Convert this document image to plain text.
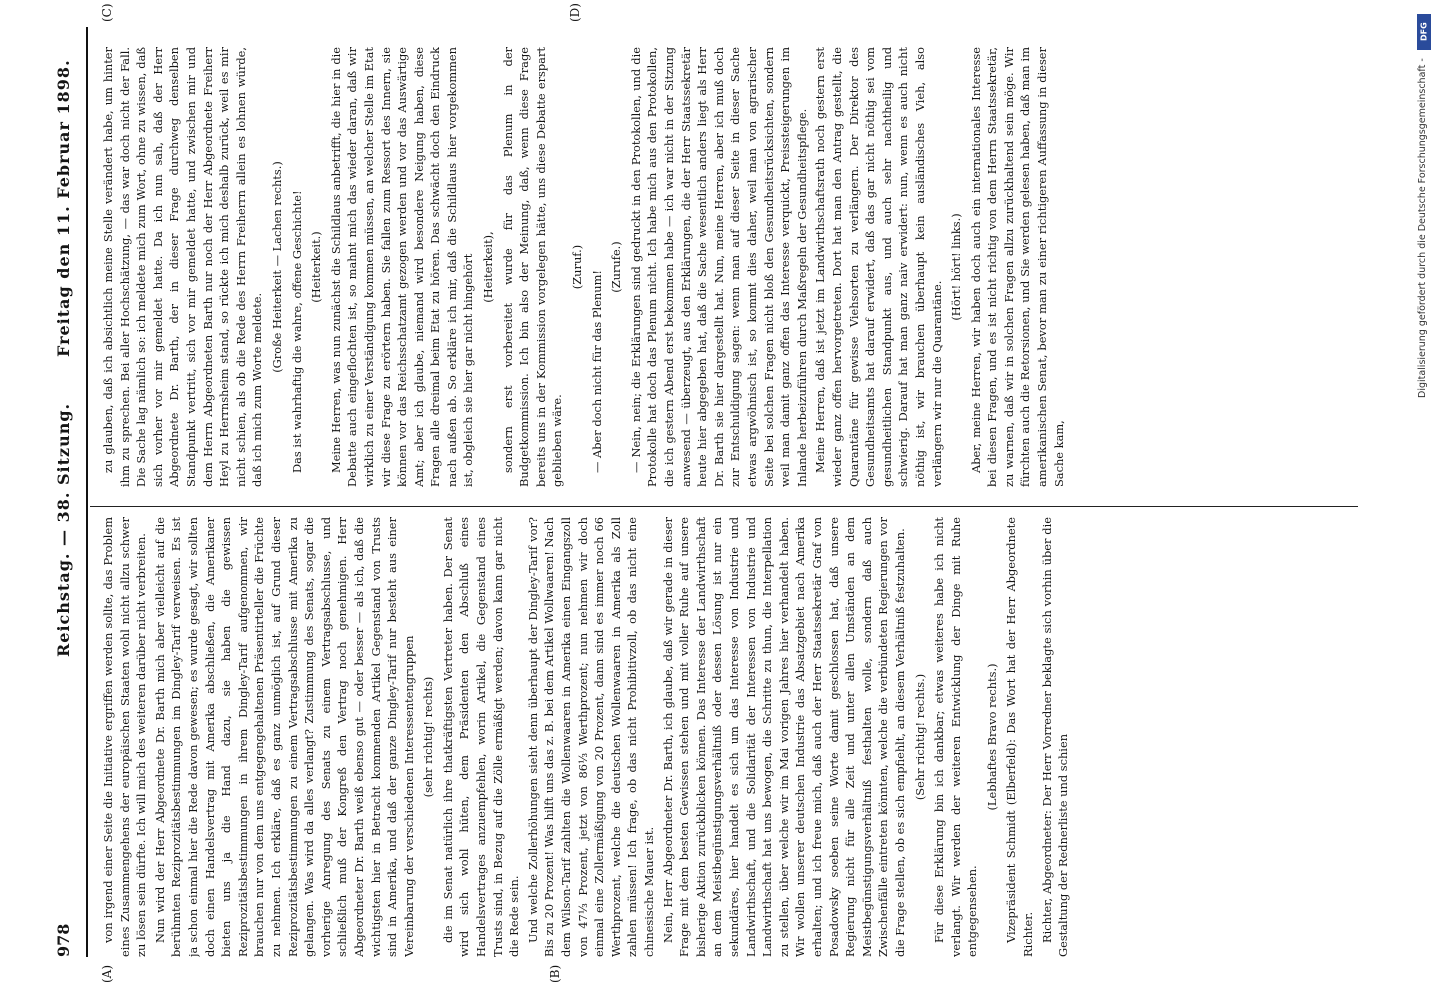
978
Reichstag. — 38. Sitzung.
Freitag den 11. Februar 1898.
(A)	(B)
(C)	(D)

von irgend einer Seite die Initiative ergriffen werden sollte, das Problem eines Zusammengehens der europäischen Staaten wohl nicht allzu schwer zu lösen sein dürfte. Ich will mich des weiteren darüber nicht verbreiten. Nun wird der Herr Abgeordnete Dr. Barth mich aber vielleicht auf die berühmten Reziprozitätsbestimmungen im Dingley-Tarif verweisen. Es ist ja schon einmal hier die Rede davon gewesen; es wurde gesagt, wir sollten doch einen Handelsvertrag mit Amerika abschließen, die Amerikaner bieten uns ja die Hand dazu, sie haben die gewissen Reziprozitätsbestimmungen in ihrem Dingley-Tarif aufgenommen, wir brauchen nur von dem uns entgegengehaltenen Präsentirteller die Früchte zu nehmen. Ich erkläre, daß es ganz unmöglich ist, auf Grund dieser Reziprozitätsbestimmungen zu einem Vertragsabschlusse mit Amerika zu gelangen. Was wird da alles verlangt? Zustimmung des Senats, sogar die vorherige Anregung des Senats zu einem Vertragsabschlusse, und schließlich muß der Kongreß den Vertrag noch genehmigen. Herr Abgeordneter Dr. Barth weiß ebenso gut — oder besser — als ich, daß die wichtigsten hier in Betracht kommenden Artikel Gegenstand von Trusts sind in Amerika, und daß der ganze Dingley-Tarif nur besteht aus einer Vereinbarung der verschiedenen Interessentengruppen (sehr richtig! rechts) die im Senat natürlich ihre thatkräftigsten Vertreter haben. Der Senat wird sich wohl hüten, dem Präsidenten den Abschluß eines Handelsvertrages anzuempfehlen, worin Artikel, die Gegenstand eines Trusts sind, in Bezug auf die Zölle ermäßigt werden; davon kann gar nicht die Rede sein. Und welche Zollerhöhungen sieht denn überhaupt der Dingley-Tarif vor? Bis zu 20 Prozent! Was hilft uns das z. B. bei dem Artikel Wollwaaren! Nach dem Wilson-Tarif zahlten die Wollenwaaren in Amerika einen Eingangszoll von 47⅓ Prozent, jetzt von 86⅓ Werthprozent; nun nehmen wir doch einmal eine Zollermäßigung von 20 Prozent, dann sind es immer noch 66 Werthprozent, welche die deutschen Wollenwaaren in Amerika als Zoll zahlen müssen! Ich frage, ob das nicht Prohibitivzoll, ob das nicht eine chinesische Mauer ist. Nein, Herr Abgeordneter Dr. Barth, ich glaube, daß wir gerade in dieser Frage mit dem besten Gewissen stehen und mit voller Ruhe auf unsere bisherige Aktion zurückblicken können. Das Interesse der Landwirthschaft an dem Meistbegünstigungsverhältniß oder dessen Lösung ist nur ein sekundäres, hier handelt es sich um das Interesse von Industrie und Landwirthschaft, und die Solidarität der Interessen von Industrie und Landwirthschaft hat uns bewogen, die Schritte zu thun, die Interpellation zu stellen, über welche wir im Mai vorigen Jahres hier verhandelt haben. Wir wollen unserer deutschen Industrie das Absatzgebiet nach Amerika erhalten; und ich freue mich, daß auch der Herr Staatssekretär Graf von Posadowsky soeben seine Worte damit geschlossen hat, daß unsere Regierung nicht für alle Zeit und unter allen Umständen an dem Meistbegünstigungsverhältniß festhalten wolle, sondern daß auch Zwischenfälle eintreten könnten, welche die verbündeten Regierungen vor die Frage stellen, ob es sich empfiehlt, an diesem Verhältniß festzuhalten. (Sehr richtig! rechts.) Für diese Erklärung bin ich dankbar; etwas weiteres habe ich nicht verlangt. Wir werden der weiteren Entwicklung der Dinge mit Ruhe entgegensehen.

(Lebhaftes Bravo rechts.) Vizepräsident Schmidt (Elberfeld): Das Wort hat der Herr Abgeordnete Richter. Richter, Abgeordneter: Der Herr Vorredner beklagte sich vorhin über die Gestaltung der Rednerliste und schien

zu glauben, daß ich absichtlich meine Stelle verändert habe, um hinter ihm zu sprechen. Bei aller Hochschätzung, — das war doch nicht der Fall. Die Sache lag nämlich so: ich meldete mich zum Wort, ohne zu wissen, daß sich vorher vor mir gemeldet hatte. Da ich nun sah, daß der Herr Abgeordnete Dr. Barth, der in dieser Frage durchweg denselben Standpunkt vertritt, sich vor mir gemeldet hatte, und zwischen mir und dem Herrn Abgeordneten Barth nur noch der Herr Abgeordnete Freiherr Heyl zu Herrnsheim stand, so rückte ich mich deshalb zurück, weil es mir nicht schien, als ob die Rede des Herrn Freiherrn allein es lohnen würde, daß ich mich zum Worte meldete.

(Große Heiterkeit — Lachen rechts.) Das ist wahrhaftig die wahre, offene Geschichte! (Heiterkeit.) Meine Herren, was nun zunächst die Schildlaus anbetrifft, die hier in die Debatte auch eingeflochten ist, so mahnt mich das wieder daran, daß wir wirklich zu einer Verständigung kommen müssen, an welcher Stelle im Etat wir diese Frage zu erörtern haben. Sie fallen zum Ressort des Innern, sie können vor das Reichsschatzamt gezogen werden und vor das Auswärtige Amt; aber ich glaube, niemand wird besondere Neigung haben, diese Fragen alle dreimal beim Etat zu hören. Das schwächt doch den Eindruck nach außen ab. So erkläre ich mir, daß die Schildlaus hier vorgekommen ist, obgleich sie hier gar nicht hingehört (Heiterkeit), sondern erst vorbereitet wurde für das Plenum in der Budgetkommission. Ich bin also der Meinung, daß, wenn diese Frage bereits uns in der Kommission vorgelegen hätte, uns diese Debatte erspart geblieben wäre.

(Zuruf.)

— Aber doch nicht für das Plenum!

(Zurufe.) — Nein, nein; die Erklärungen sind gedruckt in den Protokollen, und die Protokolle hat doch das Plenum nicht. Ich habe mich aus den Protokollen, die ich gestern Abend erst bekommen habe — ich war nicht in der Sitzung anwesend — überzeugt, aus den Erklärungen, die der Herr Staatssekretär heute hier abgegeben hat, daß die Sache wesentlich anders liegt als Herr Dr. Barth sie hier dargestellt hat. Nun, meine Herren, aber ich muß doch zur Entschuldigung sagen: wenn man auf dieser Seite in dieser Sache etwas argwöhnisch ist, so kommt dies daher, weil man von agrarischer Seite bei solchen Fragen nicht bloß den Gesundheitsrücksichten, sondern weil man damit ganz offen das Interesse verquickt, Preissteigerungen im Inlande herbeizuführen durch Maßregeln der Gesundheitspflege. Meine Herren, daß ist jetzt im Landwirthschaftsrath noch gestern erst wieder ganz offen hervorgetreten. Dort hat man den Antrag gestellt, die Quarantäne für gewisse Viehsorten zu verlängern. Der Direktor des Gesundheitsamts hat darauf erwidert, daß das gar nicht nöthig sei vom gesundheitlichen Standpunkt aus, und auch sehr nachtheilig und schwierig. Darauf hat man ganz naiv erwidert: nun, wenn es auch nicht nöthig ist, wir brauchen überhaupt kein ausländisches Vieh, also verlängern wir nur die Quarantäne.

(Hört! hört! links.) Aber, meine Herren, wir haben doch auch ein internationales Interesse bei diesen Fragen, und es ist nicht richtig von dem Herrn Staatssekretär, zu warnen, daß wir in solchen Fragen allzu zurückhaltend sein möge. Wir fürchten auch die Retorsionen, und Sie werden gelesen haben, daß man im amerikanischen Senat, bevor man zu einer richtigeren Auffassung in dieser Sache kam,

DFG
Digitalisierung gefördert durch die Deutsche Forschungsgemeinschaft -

__________

▶ [Task directions]
Please go line by line through the records above, copying each one that holds the string "schien".

▶ [Your solution]
(Lebhaftes Bravo rechts.) Vizepräsident Schmidt (Elberfeld): Das Wort hat der Herr Abgeordnete Richter. Richter, Abgeordneter: Der Herr Vorredner beklagte sich vorhin über die Gestaltung der Rednerliste und schien
zu glauben, daß ich absichtlich meine Stelle verändert habe, um hinter ihm zu sprechen. Bei aller Hochschätzung, — das war doch nicht der Fall. Die Sache lag nämlich so: ich meldete mich zum Wort, ohne zu wissen, daß sich vorher vor mir gemeldet hatte. Da ich nun sah, daß der Herr Abgeordnete Dr. Barth, der in dieser Frage durchweg denselben Standpunkt vertritt, sich vor mir gemeldet hatte, und zwischen mir und dem Herrn Abgeordneten Barth nur noch der Herr Abgeordnete Freiherr Heyl zu Herrnsheim stand, so rückte ich mich deshalb zurück, weil es mir nicht schien, als ob die Rede des Herrn Freiherrn allein es lohnen würde, daß ich mich zum Worte meldete.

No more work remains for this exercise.